- Brief: Reproduce the listing exactly, with no pictures in your copy.

═══ Material provided ═══

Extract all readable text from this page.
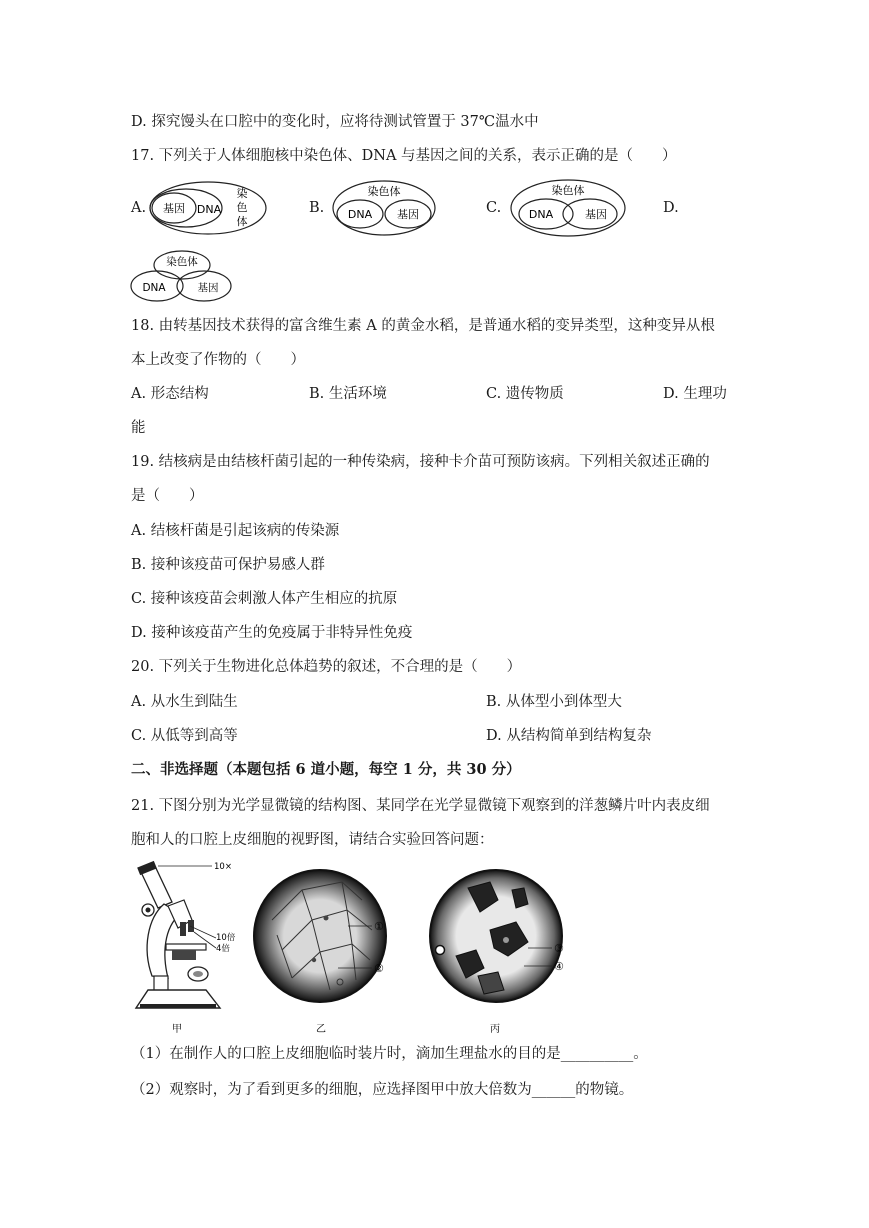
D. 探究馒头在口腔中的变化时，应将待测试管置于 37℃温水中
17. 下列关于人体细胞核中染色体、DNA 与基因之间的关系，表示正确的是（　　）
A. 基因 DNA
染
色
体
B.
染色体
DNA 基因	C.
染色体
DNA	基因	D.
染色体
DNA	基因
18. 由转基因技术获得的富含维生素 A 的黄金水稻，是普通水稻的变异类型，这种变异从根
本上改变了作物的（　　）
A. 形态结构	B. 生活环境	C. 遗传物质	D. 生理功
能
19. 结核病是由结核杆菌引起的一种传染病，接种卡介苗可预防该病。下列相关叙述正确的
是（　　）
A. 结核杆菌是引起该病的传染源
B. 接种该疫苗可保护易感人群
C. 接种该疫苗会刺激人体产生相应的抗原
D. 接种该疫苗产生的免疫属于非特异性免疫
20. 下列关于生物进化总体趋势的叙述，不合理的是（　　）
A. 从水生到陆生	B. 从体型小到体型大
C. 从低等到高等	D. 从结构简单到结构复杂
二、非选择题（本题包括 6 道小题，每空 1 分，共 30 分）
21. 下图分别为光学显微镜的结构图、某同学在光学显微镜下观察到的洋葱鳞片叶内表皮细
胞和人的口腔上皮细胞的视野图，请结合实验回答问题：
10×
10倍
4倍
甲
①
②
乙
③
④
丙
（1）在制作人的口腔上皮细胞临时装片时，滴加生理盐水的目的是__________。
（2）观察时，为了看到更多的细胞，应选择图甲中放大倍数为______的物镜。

═══

- Output of the task:
Extract all readable text from this page.
D. 探究馒头在口腔中的变化时，应将待测试管置于 37℃温水中
17. 下列关于人体细胞核中染色体、DNA 与基因之间的关系，表示正确的是（　　）
A. 基因 DNA
染
色
体
B.
染色体
DNA 基因	C.
染色体
DNA	基因	D.
染色体
DNA	基因
18. 由转基因技术获得的富含维生素 A 的黄金水稻，是普通水稻的变异类型，这种变异从根
本上改变了作物的（　　）
A. 形态结构	B. 生活环境	C. 遗传物质	D. 生理功
能
19. 结核病是由结核杆菌引起的一种传染病，接种卡介苗可预防该病。下列相关叙述正确的
是（　　）
A. 结核杆菌是引起该病的传染源
B. 接种该疫苗可保护易感人群
C. 接种该疫苗会刺激人体产生相应的抗原
D. 接种该疫苗产生的免疫属于非特异性免疫
20. 下列关于生物进化总体趋势的叙述，不合理的是（　　）
A. 从水生到陆生	B. 从体型小到体型大
C. 从低等到高等	D. 从结构简单到结构复杂
二、非选择题（本题包括 6 道小题，每空 1 分，共 30 分）
21. 下图分别为光学显微镜的结构图、某同学在光学显微镜下观察到的洋葱鳞片叶内表皮细
胞和人的口腔上皮细胞的视野图，请结合实验回答问题：
10×
10倍
4倍
甲
①
②
乙
③
④
丙
（1）在制作人的口腔上皮细胞临时装片时，滴加生理盐水的目的是__________。
（2）观察时，为了看到更多的细胞，应选择图甲中放大倍数为______的物镜。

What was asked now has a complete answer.